*Your instructions*
Everything from the line with "Give me the" to the end of the data should be restated word for word, and nothing before it.
******
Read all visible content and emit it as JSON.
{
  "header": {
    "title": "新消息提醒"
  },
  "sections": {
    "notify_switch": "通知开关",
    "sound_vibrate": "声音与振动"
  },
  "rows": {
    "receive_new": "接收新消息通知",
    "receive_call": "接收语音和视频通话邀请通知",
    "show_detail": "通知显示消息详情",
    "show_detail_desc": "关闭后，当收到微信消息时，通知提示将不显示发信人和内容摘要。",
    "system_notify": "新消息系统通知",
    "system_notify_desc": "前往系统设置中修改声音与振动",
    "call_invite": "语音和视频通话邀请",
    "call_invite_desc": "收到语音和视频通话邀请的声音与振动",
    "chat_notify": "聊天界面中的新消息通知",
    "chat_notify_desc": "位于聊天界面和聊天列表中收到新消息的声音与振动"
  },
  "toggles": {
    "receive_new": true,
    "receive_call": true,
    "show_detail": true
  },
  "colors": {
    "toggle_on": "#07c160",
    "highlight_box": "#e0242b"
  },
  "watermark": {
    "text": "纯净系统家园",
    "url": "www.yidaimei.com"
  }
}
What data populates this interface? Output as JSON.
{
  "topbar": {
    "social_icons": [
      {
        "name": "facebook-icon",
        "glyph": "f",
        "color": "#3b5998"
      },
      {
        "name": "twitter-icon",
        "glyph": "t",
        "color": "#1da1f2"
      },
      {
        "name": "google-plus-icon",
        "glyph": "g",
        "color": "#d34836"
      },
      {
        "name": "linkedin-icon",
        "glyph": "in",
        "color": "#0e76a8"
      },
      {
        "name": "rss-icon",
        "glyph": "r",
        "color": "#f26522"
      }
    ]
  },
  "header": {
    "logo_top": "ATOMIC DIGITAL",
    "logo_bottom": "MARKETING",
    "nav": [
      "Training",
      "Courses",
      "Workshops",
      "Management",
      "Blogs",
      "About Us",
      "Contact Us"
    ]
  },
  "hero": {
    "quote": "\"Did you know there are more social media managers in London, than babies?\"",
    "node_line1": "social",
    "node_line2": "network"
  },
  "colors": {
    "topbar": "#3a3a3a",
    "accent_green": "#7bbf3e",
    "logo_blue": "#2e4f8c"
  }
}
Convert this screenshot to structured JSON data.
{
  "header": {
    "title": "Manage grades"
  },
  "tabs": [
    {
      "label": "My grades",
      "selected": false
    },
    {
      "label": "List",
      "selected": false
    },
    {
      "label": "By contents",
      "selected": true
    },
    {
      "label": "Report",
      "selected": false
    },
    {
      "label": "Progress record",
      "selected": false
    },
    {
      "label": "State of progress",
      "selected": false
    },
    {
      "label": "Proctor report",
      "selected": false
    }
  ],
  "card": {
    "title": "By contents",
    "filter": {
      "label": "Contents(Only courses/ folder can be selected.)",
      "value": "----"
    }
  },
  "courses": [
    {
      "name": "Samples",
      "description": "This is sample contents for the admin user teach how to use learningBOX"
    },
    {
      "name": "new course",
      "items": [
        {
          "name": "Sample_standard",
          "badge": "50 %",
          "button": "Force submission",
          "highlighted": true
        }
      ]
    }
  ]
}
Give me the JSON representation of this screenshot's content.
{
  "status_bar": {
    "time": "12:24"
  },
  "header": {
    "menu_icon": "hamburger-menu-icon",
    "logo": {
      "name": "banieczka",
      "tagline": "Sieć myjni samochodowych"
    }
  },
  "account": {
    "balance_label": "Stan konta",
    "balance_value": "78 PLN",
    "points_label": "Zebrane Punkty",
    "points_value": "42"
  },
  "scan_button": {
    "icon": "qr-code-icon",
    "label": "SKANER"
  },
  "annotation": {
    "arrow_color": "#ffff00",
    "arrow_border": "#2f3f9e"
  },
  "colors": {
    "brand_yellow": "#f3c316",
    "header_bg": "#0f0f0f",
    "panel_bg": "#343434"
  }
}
******
*Response*
Give me the JSON representation of this screenshot's content.
{
  "status_bar": {
    "time": "12:24"
  },
  "header": {
    "menu_icon": "hamburger-menu-icon",
    "logo": {
      "name": "banieczka",
      "tagline": "Sieć myjni samochodowych"
    }
  },
  "account": {
    "balance_label": "Stan konta",
    "balance_value": "78 PLN",
    "points_label": "Zebrane Punkty",
    "points_value": "42"
  },
  "scan_button": {
    "icon": "qr-code-icon",
    "label": "SKANER"
  },
  "annotation": {
    "arrow_color": "#ffff00",
    "arrow_border": "#2f3f9e"
  },
  "colors": {
    "brand_yellow": "#f3c316",
    "header_bg": "#0f0f0f",
    "panel_bg": "#343434"
  }
}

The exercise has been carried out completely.